"""
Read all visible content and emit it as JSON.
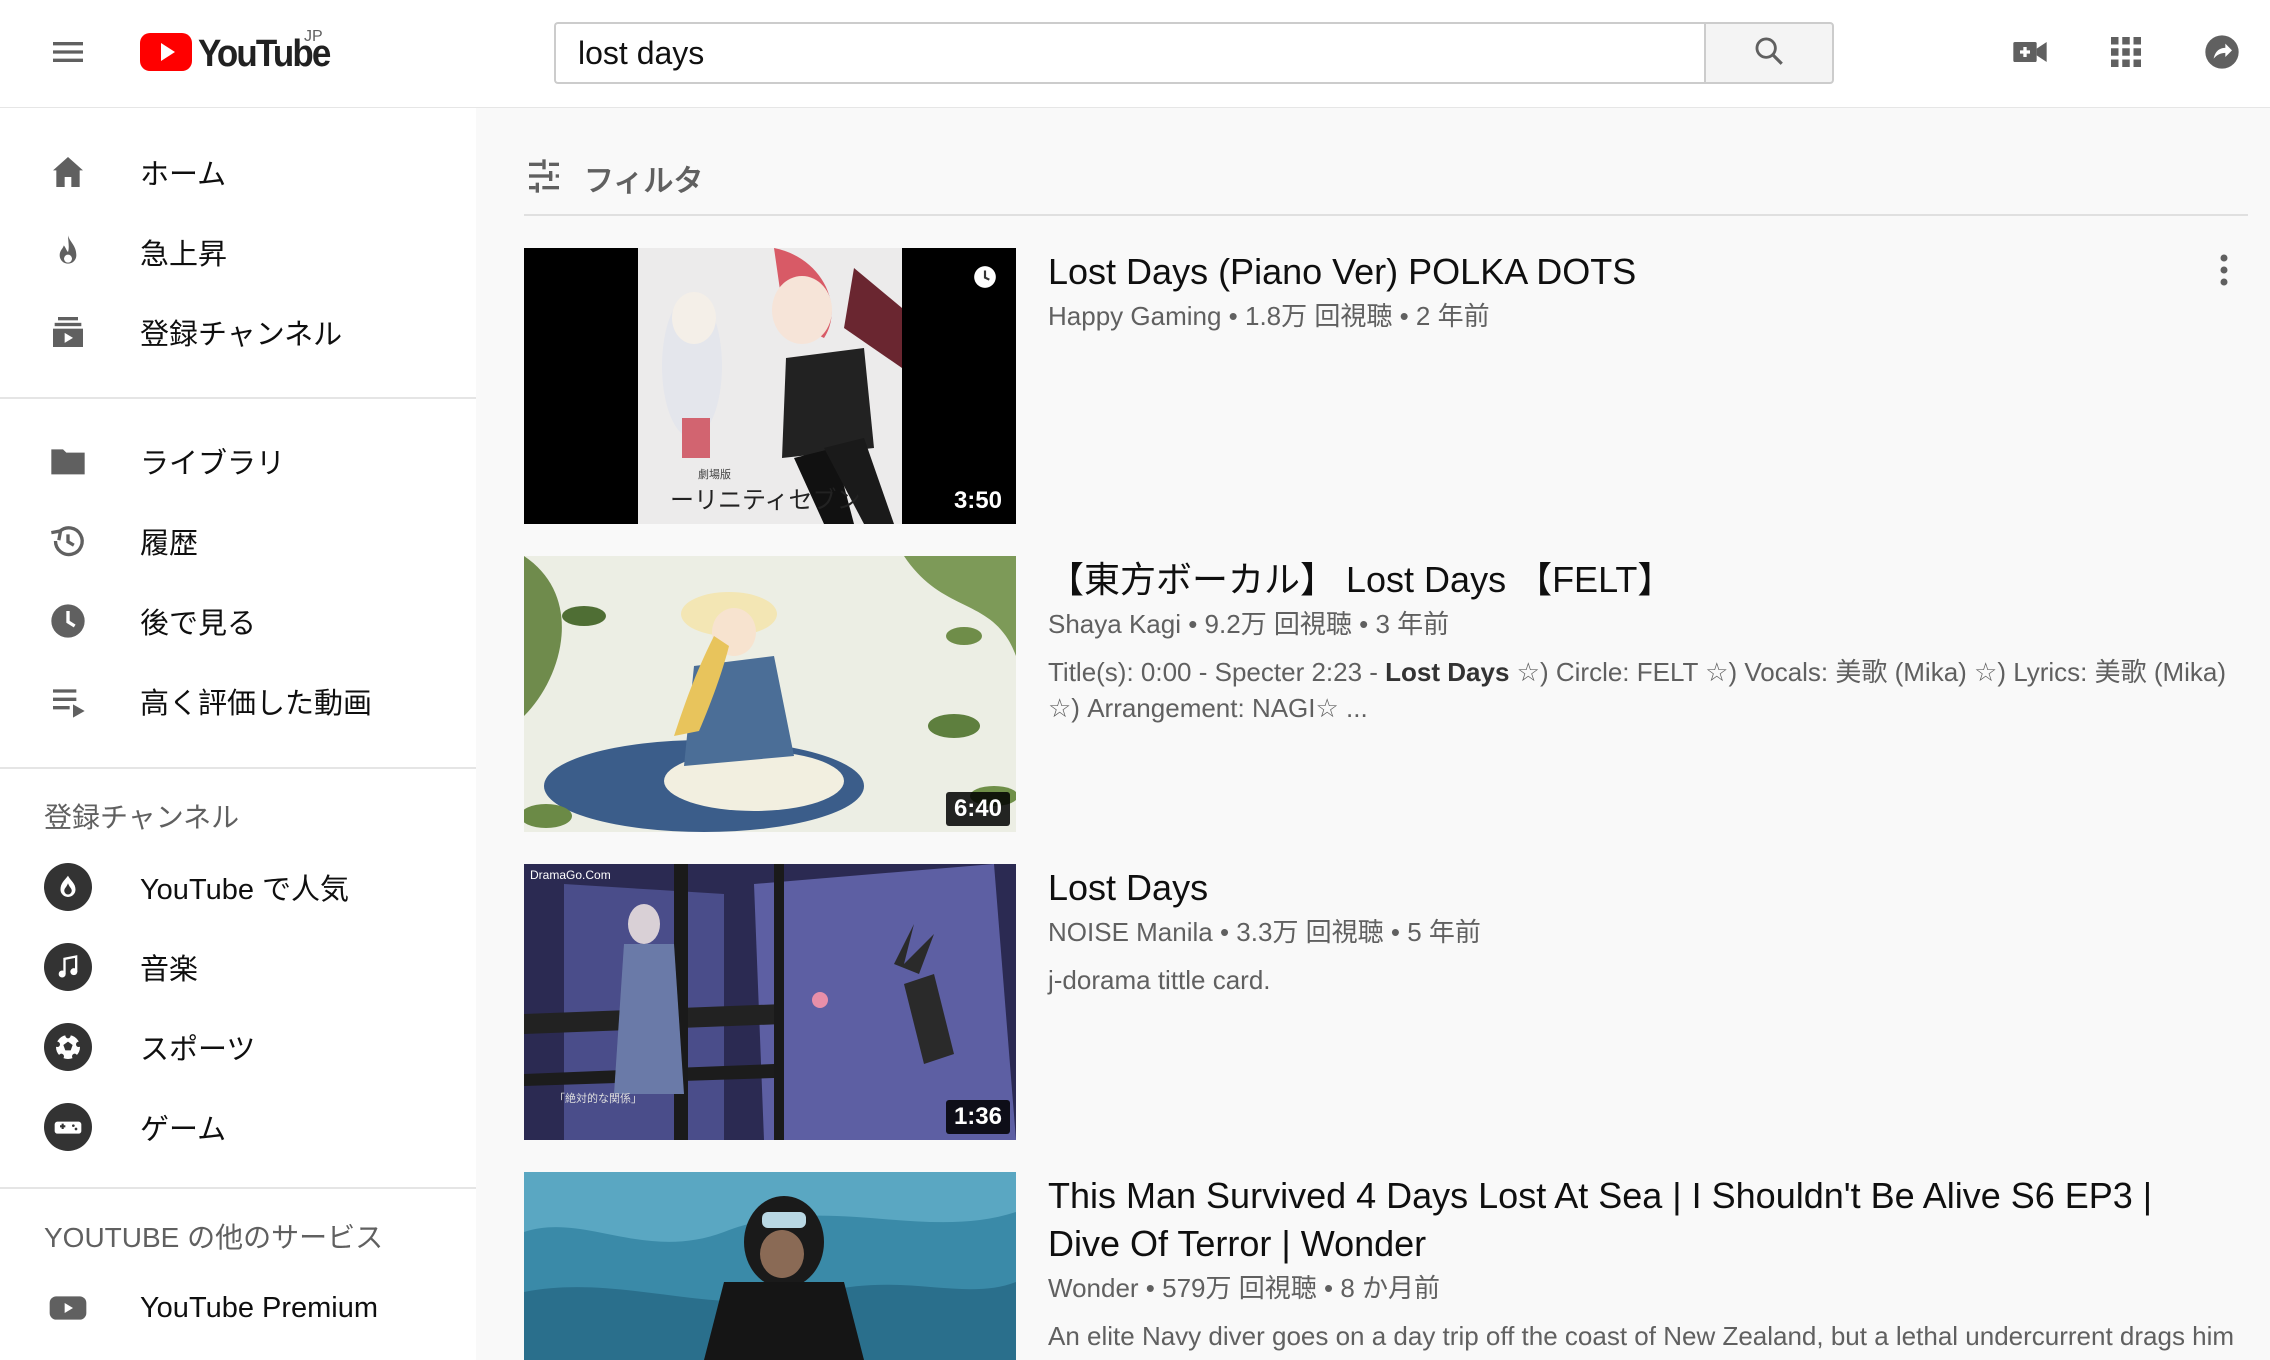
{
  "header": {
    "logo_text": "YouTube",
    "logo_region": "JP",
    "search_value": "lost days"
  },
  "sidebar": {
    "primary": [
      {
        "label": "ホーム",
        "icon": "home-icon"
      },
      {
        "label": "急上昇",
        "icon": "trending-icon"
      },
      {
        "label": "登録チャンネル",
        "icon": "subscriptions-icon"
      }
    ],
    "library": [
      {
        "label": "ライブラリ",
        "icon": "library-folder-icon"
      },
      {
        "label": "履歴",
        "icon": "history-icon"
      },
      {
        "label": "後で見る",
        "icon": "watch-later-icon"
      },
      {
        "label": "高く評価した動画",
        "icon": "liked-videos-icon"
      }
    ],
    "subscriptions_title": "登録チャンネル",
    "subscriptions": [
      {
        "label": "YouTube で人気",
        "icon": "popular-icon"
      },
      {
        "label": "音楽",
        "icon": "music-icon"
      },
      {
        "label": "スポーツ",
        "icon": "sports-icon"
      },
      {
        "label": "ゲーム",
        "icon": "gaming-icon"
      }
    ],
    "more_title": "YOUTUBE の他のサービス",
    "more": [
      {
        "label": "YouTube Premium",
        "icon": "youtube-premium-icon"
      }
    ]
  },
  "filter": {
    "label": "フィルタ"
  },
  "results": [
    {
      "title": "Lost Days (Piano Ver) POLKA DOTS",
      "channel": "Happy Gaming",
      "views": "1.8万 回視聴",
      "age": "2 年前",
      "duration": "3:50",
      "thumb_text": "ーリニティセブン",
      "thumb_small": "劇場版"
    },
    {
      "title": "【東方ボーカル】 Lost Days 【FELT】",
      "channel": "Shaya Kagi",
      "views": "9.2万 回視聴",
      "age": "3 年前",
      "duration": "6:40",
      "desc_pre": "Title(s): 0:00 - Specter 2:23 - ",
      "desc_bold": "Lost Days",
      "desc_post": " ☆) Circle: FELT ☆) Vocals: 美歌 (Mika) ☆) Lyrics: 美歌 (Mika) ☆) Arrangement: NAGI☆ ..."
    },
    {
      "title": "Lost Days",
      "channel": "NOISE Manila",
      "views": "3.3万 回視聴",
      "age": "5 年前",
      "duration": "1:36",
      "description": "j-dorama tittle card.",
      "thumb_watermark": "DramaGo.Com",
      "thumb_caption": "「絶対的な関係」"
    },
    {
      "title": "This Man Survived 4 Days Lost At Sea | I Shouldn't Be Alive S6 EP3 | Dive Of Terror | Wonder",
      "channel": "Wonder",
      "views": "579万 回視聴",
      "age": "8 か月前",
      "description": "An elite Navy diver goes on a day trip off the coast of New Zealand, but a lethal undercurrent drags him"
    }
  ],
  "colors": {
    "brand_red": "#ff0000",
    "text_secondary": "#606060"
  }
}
"""
"""
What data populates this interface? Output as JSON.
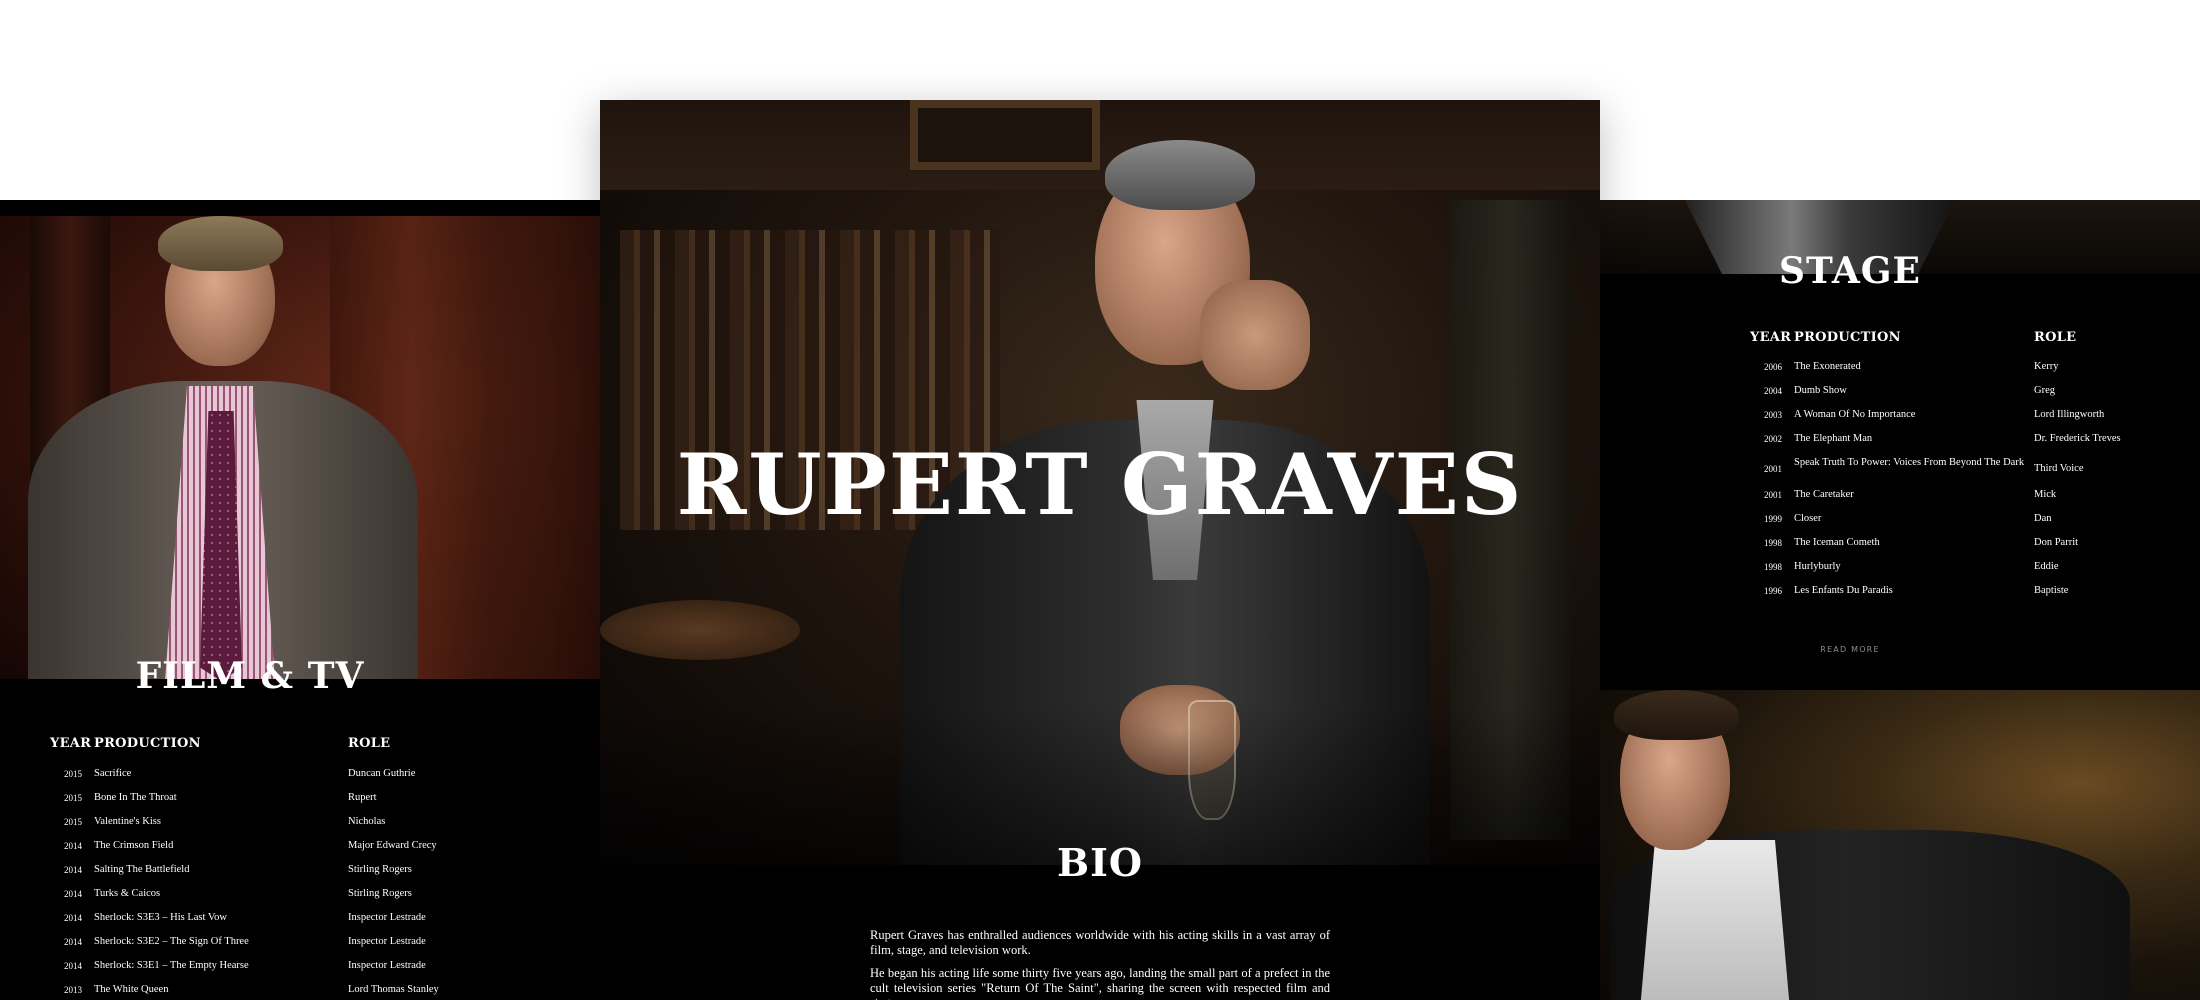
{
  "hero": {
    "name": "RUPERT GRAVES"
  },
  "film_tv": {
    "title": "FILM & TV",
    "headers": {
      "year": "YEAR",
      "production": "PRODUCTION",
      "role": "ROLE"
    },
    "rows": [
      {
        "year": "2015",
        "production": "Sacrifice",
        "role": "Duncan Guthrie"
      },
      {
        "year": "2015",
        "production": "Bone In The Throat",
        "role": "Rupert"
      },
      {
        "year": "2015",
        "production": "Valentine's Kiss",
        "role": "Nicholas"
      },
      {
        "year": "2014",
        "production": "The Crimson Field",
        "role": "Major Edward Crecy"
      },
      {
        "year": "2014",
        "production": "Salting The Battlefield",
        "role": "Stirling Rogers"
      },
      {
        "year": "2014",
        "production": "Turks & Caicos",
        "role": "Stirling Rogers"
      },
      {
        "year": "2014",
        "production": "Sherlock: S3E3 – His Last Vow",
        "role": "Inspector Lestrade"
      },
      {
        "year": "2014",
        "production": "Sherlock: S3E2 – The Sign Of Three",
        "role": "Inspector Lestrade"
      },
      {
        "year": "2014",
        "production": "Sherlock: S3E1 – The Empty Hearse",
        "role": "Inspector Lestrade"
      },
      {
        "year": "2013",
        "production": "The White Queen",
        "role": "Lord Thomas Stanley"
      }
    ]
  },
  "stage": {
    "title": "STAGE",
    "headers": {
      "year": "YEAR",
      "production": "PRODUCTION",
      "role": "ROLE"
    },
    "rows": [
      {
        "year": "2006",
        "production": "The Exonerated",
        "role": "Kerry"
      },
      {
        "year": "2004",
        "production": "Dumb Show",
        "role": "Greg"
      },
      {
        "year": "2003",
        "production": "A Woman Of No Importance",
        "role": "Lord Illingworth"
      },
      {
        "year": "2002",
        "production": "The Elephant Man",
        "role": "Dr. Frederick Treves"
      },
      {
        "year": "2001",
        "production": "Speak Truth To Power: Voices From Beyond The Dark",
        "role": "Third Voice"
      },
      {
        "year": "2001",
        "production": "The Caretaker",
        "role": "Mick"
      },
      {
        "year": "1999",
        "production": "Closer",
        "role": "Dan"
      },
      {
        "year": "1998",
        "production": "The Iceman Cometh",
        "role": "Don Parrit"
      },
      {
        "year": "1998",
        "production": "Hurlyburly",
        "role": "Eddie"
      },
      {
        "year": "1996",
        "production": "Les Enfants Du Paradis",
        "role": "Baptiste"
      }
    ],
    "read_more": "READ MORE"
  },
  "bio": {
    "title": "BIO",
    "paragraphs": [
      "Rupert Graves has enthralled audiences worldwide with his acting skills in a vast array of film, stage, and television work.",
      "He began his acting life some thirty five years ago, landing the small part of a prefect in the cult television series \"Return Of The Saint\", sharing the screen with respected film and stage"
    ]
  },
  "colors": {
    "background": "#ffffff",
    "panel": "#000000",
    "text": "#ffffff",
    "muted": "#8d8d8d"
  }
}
"""
"""
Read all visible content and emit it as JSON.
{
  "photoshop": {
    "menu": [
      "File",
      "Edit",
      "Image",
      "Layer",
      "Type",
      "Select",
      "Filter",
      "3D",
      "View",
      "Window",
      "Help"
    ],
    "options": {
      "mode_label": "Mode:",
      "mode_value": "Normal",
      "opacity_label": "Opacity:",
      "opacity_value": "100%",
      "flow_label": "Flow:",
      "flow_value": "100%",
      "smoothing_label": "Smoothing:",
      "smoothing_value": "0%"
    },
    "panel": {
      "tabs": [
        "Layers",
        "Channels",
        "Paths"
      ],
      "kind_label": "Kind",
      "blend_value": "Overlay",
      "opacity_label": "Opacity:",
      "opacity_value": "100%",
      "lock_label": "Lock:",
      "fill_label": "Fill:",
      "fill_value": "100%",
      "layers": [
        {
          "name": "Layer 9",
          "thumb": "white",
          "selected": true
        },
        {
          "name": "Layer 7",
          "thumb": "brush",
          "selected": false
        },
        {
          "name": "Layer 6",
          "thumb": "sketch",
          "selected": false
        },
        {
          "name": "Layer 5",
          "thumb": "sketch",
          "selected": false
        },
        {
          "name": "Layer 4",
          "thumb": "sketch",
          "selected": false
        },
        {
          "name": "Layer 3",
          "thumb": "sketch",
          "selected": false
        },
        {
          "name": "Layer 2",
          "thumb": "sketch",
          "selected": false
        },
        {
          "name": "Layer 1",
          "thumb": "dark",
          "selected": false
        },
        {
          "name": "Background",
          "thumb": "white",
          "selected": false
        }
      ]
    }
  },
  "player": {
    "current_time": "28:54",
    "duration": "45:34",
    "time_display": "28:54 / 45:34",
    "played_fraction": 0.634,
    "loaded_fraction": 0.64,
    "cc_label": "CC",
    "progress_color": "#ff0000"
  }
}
"""
§ Task brief:
Go through the data and gather every line that holds "with".

§ Task result:
      "Rupert Graves has enthralled audiences worldwide with his acting skills in a vast array of film, stage, and television work.",
      "He began his acting life some thirty five years ago, landing the small part of a prefect in the cult television series \"Return Of The Saint\", sharing the screen with respected film and stage"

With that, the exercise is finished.